What is being asked: In the entries below, find the lines that contain the word "JaegsPL" and copy them.
#####
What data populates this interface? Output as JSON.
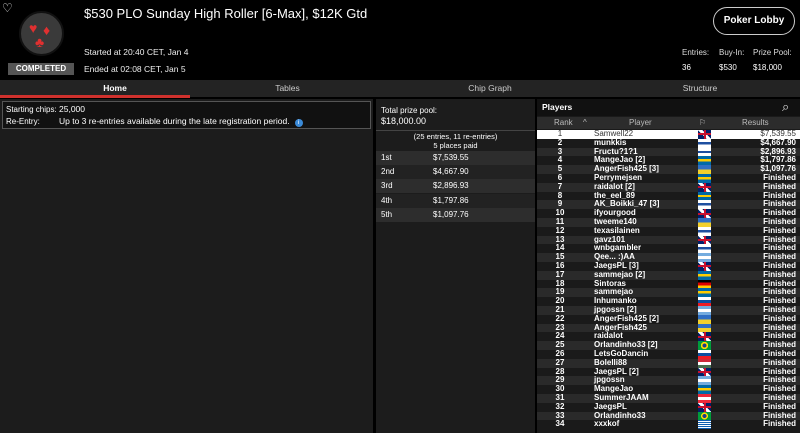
{
  "header": {
    "title": "$530 PLO Sunday High Roller [6-Max], $12K Gtd",
    "status": "COMPLETED",
    "started": "Started at 20:40 CET, Jan 4",
    "ended": "Ended at 02:08 CET, Jan 5",
    "lobby_button": "Poker Lobby",
    "stats": [
      {
        "label": "Entries:",
        "value": "36"
      },
      {
        "label": "Buy-In:",
        "value": "$530"
      },
      {
        "label": "Prize Pool:",
        "value": "$18,000"
      }
    ]
  },
  "tabs": [
    "Home",
    "Tables",
    "Chip Graph",
    "Structure"
  ],
  "info": {
    "chips_label": "Starting chips:",
    "chips": "25,000",
    "reentry_label": "Re-Entry:",
    "reentry": "Up to 3 re-entries available during the late registration period."
  },
  "prizes": {
    "total_label": "Total prize pool:",
    "total": "$18,000.00",
    "entries": "(25 entries, 11 re-entries)",
    "paid": "5 places paid",
    "places": [
      {
        "place": "1st",
        "amount": "$7,539.55"
      },
      {
        "place": "2nd",
        "amount": "$4,667.90"
      },
      {
        "place": "3rd",
        "amount": "$2,896.93"
      },
      {
        "place": "4th",
        "amount": "$1,797.86"
      },
      {
        "place": "5th",
        "amount": "$1,097.76"
      }
    ]
  },
  "players": {
    "title": "Players",
    "columns": {
      "rank": "Rank",
      "player": "Player",
      "results": "Results"
    },
    "rows": [
      {
        "rank": "1",
        "name": "Samwell22",
        "flag": "gb",
        "result": "$7,539.55"
      },
      {
        "rank": "2",
        "name": "munkkis",
        "flag": "fi",
        "result": "$4,667.90"
      },
      {
        "rank": "3",
        "name": "Fructu?1?1",
        "flag": "fi",
        "result": "$2,896.93"
      },
      {
        "rank": "4",
        "name": "MangeJao [2]",
        "flag": "se",
        "result": "$1,797.86"
      },
      {
        "rank": "5",
        "name": "AngerFish425 [3]",
        "flag": "ua",
        "result": "$1,097.76"
      },
      {
        "rank": "6",
        "name": "Perrymejsen",
        "flag": "se",
        "result": "Finished"
      },
      {
        "rank": "7",
        "name": "raidalot [2]",
        "flag": "gb",
        "result": "Finished"
      },
      {
        "rank": "8",
        "name": "the_eel_89",
        "flag": "se",
        "result": "Finished"
      },
      {
        "rank": "9",
        "name": "AK_Boikki_47 [3]",
        "flag": "fi",
        "result": "Finished"
      },
      {
        "rank": "10",
        "name": "ifyourgood",
        "flag": "gb",
        "result": "Finished"
      },
      {
        "rank": "11",
        "name": "tweeme140",
        "flag": "ua",
        "result": "Finished"
      },
      {
        "rank": "12",
        "name": "texasilainen",
        "flag": "fi",
        "result": "Finished"
      },
      {
        "rank": "13",
        "name": "gavz101",
        "flag": "gb",
        "result": "Finished"
      },
      {
        "rank": "14",
        "name": "wnbgambler",
        "flag": "fi",
        "result": "Finished"
      },
      {
        "rank": "15",
        "name": "Qee... :)AA",
        "flag": "ar",
        "result": "Finished"
      },
      {
        "rank": "16",
        "name": "JaegsPL [3]",
        "flag": "gb",
        "result": "Finished"
      },
      {
        "rank": "17",
        "name": "sammejao [2]",
        "flag": "se",
        "result": "Finished"
      },
      {
        "rank": "18",
        "name": "Sintoras",
        "flag": "de",
        "result": "Finished"
      },
      {
        "rank": "19",
        "name": "sammejao",
        "flag": "se",
        "result": "Finished"
      },
      {
        "rank": "20",
        "name": "Inhumanko",
        "flag": "sk",
        "result": "Finished"
      },
      {
        "rank": "21",
        "name": "jpgossn [2]",
        "flag": "ar",
        "result": "Finished"
      },
      {
        "rank": "22",
        "name": "AngerFish425 [2]",
        "flag": "ua",
        "result": "Finished"
      },
      {
        "rank": "23",
        "name": "AngerFish425",
        "flag": "ua",
        "result": "Finished"
      },
      {
        "rank": "24",
        "name": "raidalot",
        "flag": "gb",
        "result": "Finished"
      },
      {
        "rank": "25",
        "name": "Orlandinho33 [2]",
        "flag": "br",
        "result": "Finished"
      },
      {
        "rank": "26",
        "name": "LetsGoDancin",
        "flag": "sk",
        "result": "Finished"
      },
      {
        "rank": "27",
        "name": "Bolelli88",
        "flag": "hu",
        "result": "Finished"
      },
      {
        "rank": "28",
        "name": "JaegsPL [2]",
        "flag": "gb",
        "result": "Finished"
      },
      {
        "rank": "29",
        "name": "jpgossn",
        "flag": "ar",
        "result": "Finished"
      },
      {
        "rank": "30",
        "name": "MangeJao",
        "flag": "se",
        "result": "Finished"
      },
      {
        "rank": "31",
        "name": "SummerJAAM",
        "flag": "at",
        "result": "Finished"
      },
      {
        "rank": "32",
        "name": "JaegsPL",
        "flag": "gb",
        "result": "Finished"
      },
      {
        "rank": "33",
        "name": "Orlandinho33",
        "flag": "br",
        "result": "Finished"
      },
      {
        "rank": "34",
        "name": "xxxkof",
        "flag": "gr",
        "result": "Finished"
      }
    ]
  },
  "colors": {
    "accent": "#d0312d",
    "logo_suits": "#e03030"
  }
}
#####
Answer for the task:
        "name": "JaegsPL [3]",
        "name": "JaegsPL [2]",
        "name": "JaegsPL",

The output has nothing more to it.